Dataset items
○ ○ ○ ○ ○

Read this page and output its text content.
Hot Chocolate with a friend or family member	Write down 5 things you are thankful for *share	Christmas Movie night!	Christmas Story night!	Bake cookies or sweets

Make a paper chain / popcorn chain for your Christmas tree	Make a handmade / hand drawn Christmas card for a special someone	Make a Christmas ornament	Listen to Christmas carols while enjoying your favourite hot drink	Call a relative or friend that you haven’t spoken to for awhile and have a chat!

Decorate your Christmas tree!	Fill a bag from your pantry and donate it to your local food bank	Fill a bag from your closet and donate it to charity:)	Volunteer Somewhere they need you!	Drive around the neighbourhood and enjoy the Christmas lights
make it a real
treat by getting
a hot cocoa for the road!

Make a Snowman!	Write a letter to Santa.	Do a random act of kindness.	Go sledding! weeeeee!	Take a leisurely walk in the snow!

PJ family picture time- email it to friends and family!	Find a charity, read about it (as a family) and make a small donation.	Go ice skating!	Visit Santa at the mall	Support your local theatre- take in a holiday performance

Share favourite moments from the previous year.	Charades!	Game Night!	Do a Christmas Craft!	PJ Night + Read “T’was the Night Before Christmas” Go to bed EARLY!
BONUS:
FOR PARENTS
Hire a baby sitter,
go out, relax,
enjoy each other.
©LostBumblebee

○ ○ ○ ○ ○

EXERCISE REQUIREMENTS: Repeat the data verbatim.

EXERCISE RESPONSE:
Read this page and output its text content.
Hot Chocolate with a friend or family member	Write down 5 things you are thankful for *share	Christmas Movie night!	Christmas Story night!	Bake cookies or sweets

Make a paper chain / popcorn chain for your Christmas tree	Make a handmade / hand drawn Christmas card for a special someone	Make a Christmas ornament	Listen to Christmas carols while enjoying your favourite hot drink	Call a relative or friend that you haven’t spoken to for awhile and have a chat!

Decorate your Christmas tree!	Fill a bag from your pantry and donate it to your local food bank	Fill a bag from your closet and donate it to charity:)	Volunteer Somewhere they need you!	Drive around the neighbourhood and enjoy the Christmas lights
make it a real
treat by getting
a hot cocoa for the road!

Make a Snowman!	Write a letter to Santa.	Do a random act of kindness.	Go sledding! weeeeee!	Take a leisurely walk in the snow!

PJ family picture time- email it to friends and family!	Find a charity, read about it (as a family) and make a small donation.	Go ice skating!	Visit Santa at the mall	Support your local theatre- take in a holiday performance

Share favourite moments from the previous year.	Charades!	Game Night!	Do a Christmas Craft!	PJ Night + Read “T’was the Night Before Christmas” Go to bed EARLY!
BONUS:
FOR PARENTS
Hire a baby sitter,
go out, relax,
enjoy each other.
©LostBumblebee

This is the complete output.